*Your objective*
Transcribe every line exactly. Leave the pictures behind.
|---|
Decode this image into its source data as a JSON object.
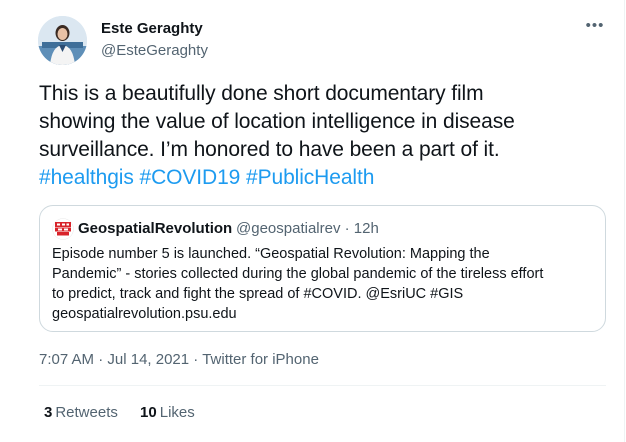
{
  "author": {
    "name": "Este Geraghty",
    "handle": "@EsteGeraghty",
    "avatar_icon": "user-avatar-photo"
  },
  "more_icon": "more-options-icon",
  "tweet": {
    "lines": [
      {
        "text": "This is a beautifully done short documentary film"
      },
      {
        "text": "showing the value of location intelligence in disease"
      },
      {
        "text": "surveillance. I’m honored to have been a part of it."
      }
    ],
    "hashtags": [
      "#healthgis",
      "#COVID19",
      "#PublicHealth"
    ]
  },
  "quoted": {
    "name": "GeospatialRevolution",
    "meta": "@geospatialrev · 12h",
    "avatar_icon": "geospatial-revolution-logo",
    "lines": [
      "Episode number 5 is launched. “Geospatial Revolution: Mapping the",
      "Pandemic” - stories collected during the global pandemic of the tireless effort",
      "to predict, track and fight the spread of #COVID. @EsriUC #GIS",
      "geospatialrevolution.psu.edu"
    ]
  },
  "meta": {
    "time": "7:07 AM",
    "sep1": " · ",
    "date": "Jul 14, 2021",
    "sep2": " · ",
    "source": "Twitter for iPhone"
  },
  "stats": {
    "retweets_count": "3",
    "retweets_label": "Retweets",
    "likes_count": "10",
    "likes_label": "Likes"
  },
  "colors": {
    "link": "#1d9bf0",
    "text": "#0f1419",
    "secondary": "#536471",
    "border": "#cfd9de"
  }
}
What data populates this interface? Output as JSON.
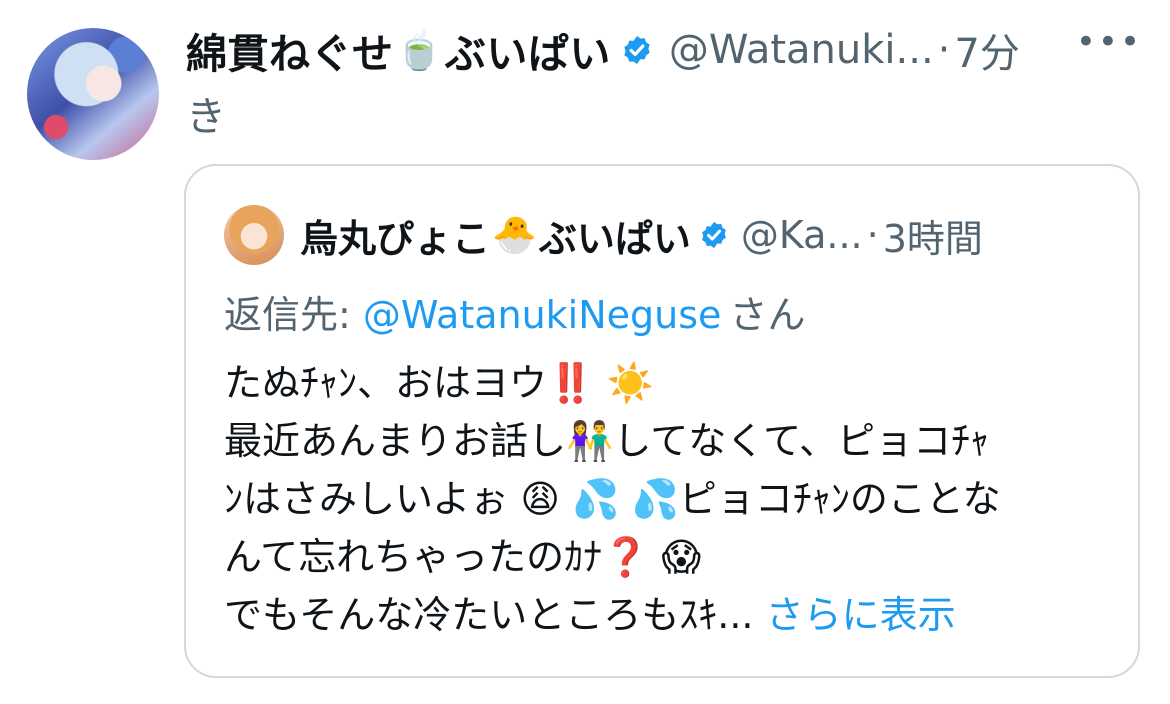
{
  "author": {
    "name": "綿貫ねぐせ",
    "name_emoji": "🍵",
    "name_suffix": "ぶいぱい",
    "handle": "@Watanuki...",
    "separator": "·",
    "time_part1": "7分",
    "time_part2": "き"
  },
  "more_icon": "more-horizontal-icon",
  "quoted": {
    "name": "烏丸ぴょこ",
    "name_emoji": "🐣",
    "name_suffix": "ぶいぱい",
    "handle": "@Ka...",
    "separator": "·",
    "time": "3時間",
    "reply_prefix": "返信先: ",
    "reply_mention": "@WatanukiNeguse",
    "reply_suffix": "さん",
    "body": {
      "l1_text": "たぬﾁｬﾝ、おはヨウ",
      "l1_e1": "‼️",
      "l1_e2": "☀️",
      "l2_text_a": "最近あんまりお話し",
      "l2_e1": "👫",
      "l2_text_b": "してなくて、ピョコﾁｬ",
      "l3_text_a": "ﾝはさみしいよぉ",
      "l3_e1": "😩",
      "l3_e2": "💦",
      "l3_e3": "💦",
      "l3_text_b": "ピョコﾁｬﾝのことな",
      "l4_text": "んて忘れちゃったのｶﾅ",
      "l4_e1": "❓",
      "l4_e2": "😱",
      "l5_text": "でもそんな冷たいところもｽｷ...",
      "show_more": " さらに表示"
    }
  },
  "colors": {
    "verified": "#1d9bf0",
    "link": "#1d9bf0",
    "secondary": "#536471"
  }
}
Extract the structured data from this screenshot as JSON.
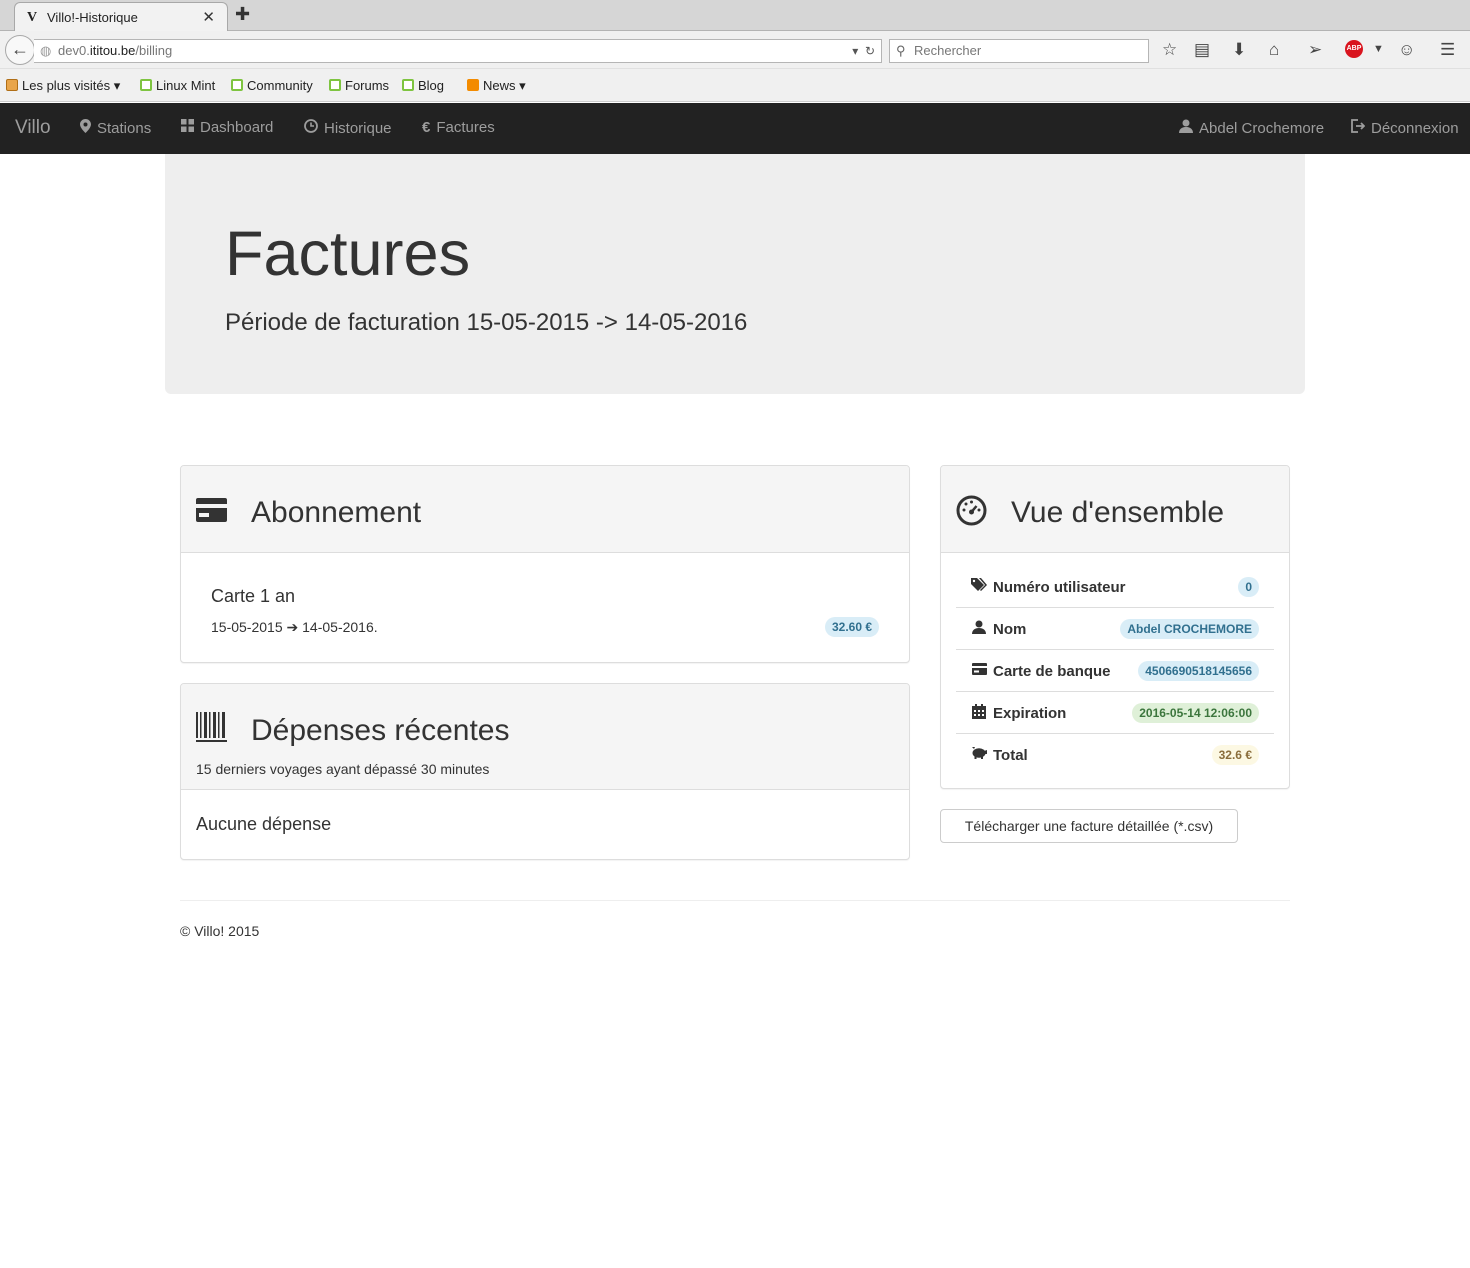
{
  "browser": {
    "tab_favicon": "V",
    "tab_title": "Villo!-Historique",
    "url_host_prefix": "dev0.",
    "url_host_domain": "ititou.be",
    "url_path": "/billing",
    "search_placeholder": "Rechercher",
    "bookmarks": [
      {
        "label": "Les plus visités",
        "icon": "folder-icon",
        "dropdown": true
      },
      {
        "label": "Linux Mint",
        "icon": "mint-icon"
      },
      {
        "label": "Community",
        "icon": "mint-icon"
      },
      {
        "label": "Forums",
        "icon": "mint-icon"
      },
      {
        "label": "Blog",
        "icon": "mint-icon"
      },
      {
        "label": "News",
        "icon": "rss-icon",
        "dropdown": true
      }
    ],
    "abp_label": "ABP"
  },
  "nav": {
    "brand": "Villo",
    "items": [
      {
        "label": "Stations",
        "icon": "map-marker-icon"
      },
      {
        "label": "Dashboard",
        "icon": "dashboard-icon"
      },
      {
        "label": "Historique",
        "icon": "clock-icon"
      },
      {
        "label": "Factures",
        "icon": "euro-icon"
      }
    ],
    "user": "Abdel Crochemore",
    "logout": "Déconnexion"
  },
  "jumbotron": {
    "title": "Factures",
    "subtitle": "Période de facturation 15-05-2015 -> 14-05-2016"
  },
  "subscription": {
    "heading": "Abonnement",
    "name": "Carte 1 an",
    "start": "15-05-2015",
    "end": "14-05-2016.",
    "price": "32.60 €"
  },
  "expenses": {
    "heading": "Dépenses récentes",
    "subheading": "15 derniers voyages ayant dépassé 30 minutes",
    "empty": "Aucune dépense"
  },
  "overview": {
    "heading": "Vue d'ensemble",
    "rows": [
      {
        "label": "Numéro utilisateur",
        "value": "0",
        "icon": "tags-icon",
        "style": "info"
      },
      {
        "label": "Nom",
        "value": "Abdel CROCHEMORE",
        "icon": "user-icon",
        "style": "info"
      },
      {
        "label": "Carte de banque",
        "value": "4506690518145656",
        "icon": "credit-card-icon",
        "style": "info"
      },
      {
        "label": "Expiration",
        "value": "2016-05-14 12:06:00",
        "icon": "calendar-icon",
        "style": "success"
      },
      {
        "label": "Total",
        "value": "32.6 €",
        "icon": "piggy-bank-icon",
        "style": "warning"
      }
    ],
    "download_button": "Télécharger une facture détaillée (*.csv)"
  },
  "footer": {
    "text": "© Villo! 2015"
  }
}
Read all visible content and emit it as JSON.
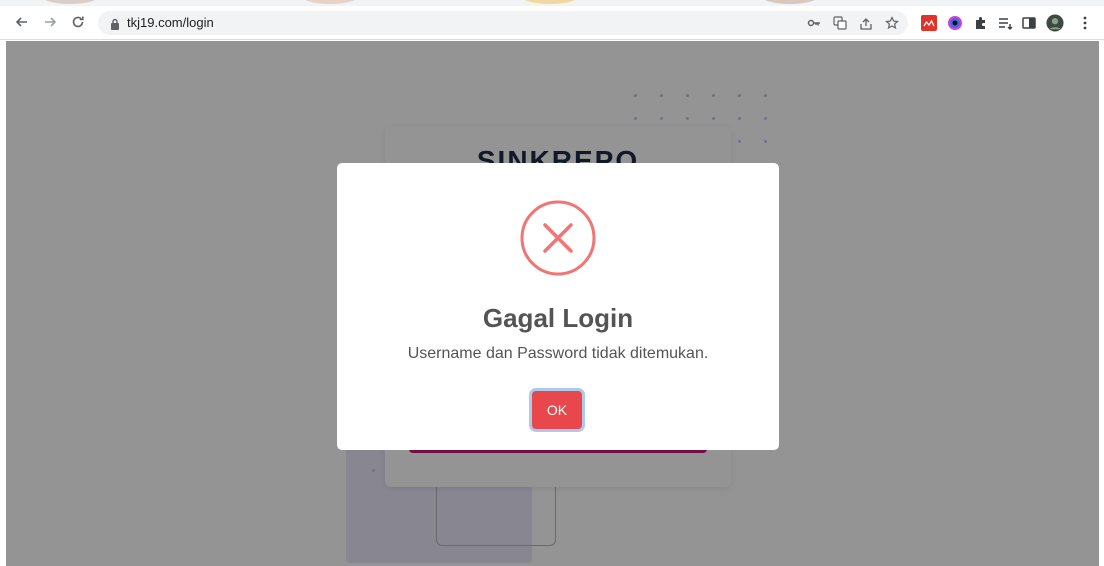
|---|
*Correct result*
Decode this image into its source data as a JSON object.
{
  "author": {
    "name": "Este Geraghty",
    "handle": "@EsteGeraghty",
    "avatar_icon": "user-avatar-photo"
  },
  "more_icon": "more-options-icon",
  "tweet": {
    "lines": [
      {
        "text": "This is a beautifully done short documentary film"
      },
      {
        "text": "showing the value of location intelligence in disease"
      },
      {
        "text": "surveillance. I’m honored to have been a part of it."
      }
    ],
    "hashtags": [
      "#healthgis",
      "#COVID19",
      "#PublicHealth"
    ]
  },
  "quoted": {
    "name": "GeospatialRevolution",
    "meta": "@geospatialrev · 12h",
    "avatar_icon": "geospatial-revolution-logo",
    "lines": [
      "Episode number 5 is launched. “Geospatial Revolution: Mapping the",
      "Pandemic” - stories collected during the global pandemic of the tireless effort",
      "to predict, track and fight the spread of #COVID. @EsriUC #GIS",
      "geospatialrevolution.psu.edu"
    ]
  },
  "meta": {
    "time": "7:07 AM",
    "sep1": " · ",
    "date": "Jul 14, 2021",
    "sep2": " · ",
    "source": "Twitter for iPhone"
  },
  "stats": {
    "retweets_count": "3",
    "retweets_label": "Retweets",
    "likes_count": "10",
    "likes_label": "Likes"
  },
  "colors": {
    "link": "#1d9bf0",
    "text": "#0f1419",
    "secondary": "#536471",
    "border": "#cfd9de"
  }
}
What data populates this interface? Output as JSON.
{
  "author": {
    "name": "綿貫ねぐせ",
    "name_emoji": "🍵",
    "name_suffix": "ぶいぱい",
    "handle": "@Watanuki...",
    "separator": "·",
    "time_part1": "7分",
    "time_part2": "き"
  },
  "more_icon": "more-horizontal-icon",
  "quoted": {
    "name": "烏丸ぴょこ",
    "name_emoji": "🐣",
    "name_suffix": "ぶいぱい",
    "handle": "@Ka...",
    "separator": "·",
    "time": "3時間",
    "reply_prefix": "返信先: ",
    "reply_mention": "@WatanukiNeguse",
    "reply_suffix": "さん",
    "body": {
      "l1_text": "たぬﾁｬﾝ、おはヨウ",
      "l1_e1": "‼️",
      "l1_e2": "☀️",
      "l2_text_a": "最近あんまりお話し",
      "l2_e1": "👫",
      "l2_text_b": "してなくて、ピョコﾁｬ",
      "l3_text_a": "ﾝはさみしいよぉ",
      "l3_e1": "😩",
      "l3_e2": "💦",
      "l3_e3": "💦",
      "l3_text_b": "ピョコﾁｬﾝのことな",
      "l4_text": "んて忘れちゃったのｶﾅ",
      "l4_e1": "❓",
      "l4_e2": "😱",
      "l5_text": "でもそんな冷たいところもｽｷ...",
      "show_more": " さらに表示"
    }
  },
  "colors": {
    "verified": "#1d9bf0",
    "link": "#1d9bf0",
    "secondary": "#536471"
  }
}
Extract the structured data from this screenshot as JSON.
{
  "browser": {
    "tab_favicon": "V",
    "tab_title": "Villo!-Historique",
    "url_host_prefix": "dev0.",
    "url_host_domain": "ititou.be",
    "url_path": "/billing",
    "search_placeholder": "Rechercher",
    "bookmarks": [
      {
        "label": "Les plus visités",
        "icon": "folder-icon",
        "dropdown": true
      },
      {
        "label": "Linux Mint",
        "icon": "mint-icon"
      },
      {
        "label": "Community",
        "icon": "mint-icon"
      },
      {
        "label": "Forums",
        "icon": "mint-icon"
      },
      {
        "label": "Blog",
        "icon": "mint-icon"
      },
      {
        "label": "News",
        "icon": "rss-icon",
        "dropdown": true
      }
    ],
    "abp_label": "ABP"
  },
  "nav": {
    "brand": "Villo",
    "items": [
      {
        "label": "Stations",
        "icon": "map-marker-icon"
      },
      {
        "label": "Dashboard",
        "icon": "dashboard-icon"
      },
      {
        "label": "Historique",
        "icon": "clock-icon"
      },
      {
        "label": "Factures",
        "icon": "euro-icon"
      }
    ],
    "user": "Abdel Crochemore",
    "logout": "Déconnexion"
  },
  "jumbotron": {
    "title": "Factures",
    "subtitle": "Période de facturation 15-05-2015 -> 14-05-2016"
  },
  "subscription": {
    "heading": "Abonnement",
    "name": "Carte 1 an",
    "start": "15-05-2015",
    "end": "14-05-2016.",
    "price": "32.60 €"
  },
  "expenses": {
    "heading": "Dépenses récentes",
    "subheading": "15 derniers voyages ayant dépassé 30 minutes",
    "empty": "Aucune dépense"
  },
  "overview": {
    "heading": "Vue d'ensemble",
    "rows": [
      {
        "label": "Numéro utilisateur",
        "value": "0",
        "icon": "tags-icon",
        "style": "info"
      },
      {
        "label": "Nom",
        "value": "Abdel CROCHEMORE",
        "icon": "user-icon",
        "style": "info"
      },
      {
        "label": "Carte de banque",
        "value": "4506690518145656",
        "icon": "credit-card-icon",
        "style": "info"
      },
      {
        "label": "Expiration",
        "value": "2016-05-14 12:06:00",
        "icon": "calendar-icon",
        "style": "success"
      },
      {
        "label": "Total",
        "value": "32.6 €",
        "icon": "piggy-bank-icon",
        "style": "warning"
      }
    ],
    "download_button": "Télécharger une facture détaillée (*.csv)"
  },
  "footer": {
    "text": "© Villo! 2015"
  }
}
Read all visible content and emit it as JSON.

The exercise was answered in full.